(Records from a data collection)
— BEGIN —

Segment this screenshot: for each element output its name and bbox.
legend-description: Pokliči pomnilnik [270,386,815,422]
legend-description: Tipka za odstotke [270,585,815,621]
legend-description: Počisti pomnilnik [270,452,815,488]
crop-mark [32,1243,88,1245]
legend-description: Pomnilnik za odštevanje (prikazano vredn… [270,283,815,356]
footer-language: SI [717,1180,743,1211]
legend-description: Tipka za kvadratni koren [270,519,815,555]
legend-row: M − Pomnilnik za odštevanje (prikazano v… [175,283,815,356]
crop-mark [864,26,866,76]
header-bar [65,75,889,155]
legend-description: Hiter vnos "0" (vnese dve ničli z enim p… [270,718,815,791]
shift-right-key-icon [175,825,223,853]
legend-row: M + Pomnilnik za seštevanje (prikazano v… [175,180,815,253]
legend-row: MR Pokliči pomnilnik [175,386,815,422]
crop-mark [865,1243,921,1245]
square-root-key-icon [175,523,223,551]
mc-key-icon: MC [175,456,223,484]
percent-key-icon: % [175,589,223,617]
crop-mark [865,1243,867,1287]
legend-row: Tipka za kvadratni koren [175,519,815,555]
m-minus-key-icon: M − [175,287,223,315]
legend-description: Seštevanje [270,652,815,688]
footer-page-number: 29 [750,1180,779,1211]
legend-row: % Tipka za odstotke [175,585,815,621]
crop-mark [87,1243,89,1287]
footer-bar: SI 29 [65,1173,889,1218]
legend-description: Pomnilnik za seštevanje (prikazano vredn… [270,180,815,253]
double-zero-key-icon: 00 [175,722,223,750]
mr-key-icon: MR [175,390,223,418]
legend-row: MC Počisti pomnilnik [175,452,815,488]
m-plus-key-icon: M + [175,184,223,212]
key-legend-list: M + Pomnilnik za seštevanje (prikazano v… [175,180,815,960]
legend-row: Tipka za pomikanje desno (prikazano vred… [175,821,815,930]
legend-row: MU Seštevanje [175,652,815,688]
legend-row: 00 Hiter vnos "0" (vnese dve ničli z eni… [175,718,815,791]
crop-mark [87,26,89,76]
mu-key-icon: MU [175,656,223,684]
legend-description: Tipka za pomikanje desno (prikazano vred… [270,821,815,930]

— END —

- **TASK BRIEF**
Repeat the lines of the records without any change, beginning at the start of the records and ending at the line that contains "legend-row: Tipka za kvadratni", with both ends included.

- **PROBLEM SOLUTION**
Segment this screenshot: for each element output its name and bbox.
legend-description: Pokliči pomnilnik [270,386,815,422]
legend-description: Tipka za odstotke [270,585,815,621]
legend-description: Počisti pomnilnik [270,452,815,488]
crop-mark [32,1243,88,1245]
legend-description: Pomnilnik za odštevanje (prikazano vredn… [270,283,815,356]
footer-language: SI [717,1180,743,1211]
legend-description: Tipka za kvadratni koren [270,519,815,555]
legend-row: M − Pomnilnik za odštevanje (prikazano v… [175,283,815,356]
crop-mark [864,26,866,76]
header-bar [65,75,889,155]
legend-description: Hiter vnos "0" (vnese dve ničli z enim p… [270,718,815,791]
shift-right-key-icon [175,825,223,853]
legend-row: M + Pomnilnik za seštevanje (prikazano v… [175,180,815,253]
legend-row: MR Pokliči pomnilnik [175,386,815,422]
crop-mark [865,1243,921,1245]
square-root-key-icon [175,523,223,551]
mc-key-icon: MC [175,456,223,484]
percent-key-icon: % [175,589,223,617]
crop-mark [865,1243,867,1287]
legend-row: Tipka za kvadratni koren [175,519,815,555]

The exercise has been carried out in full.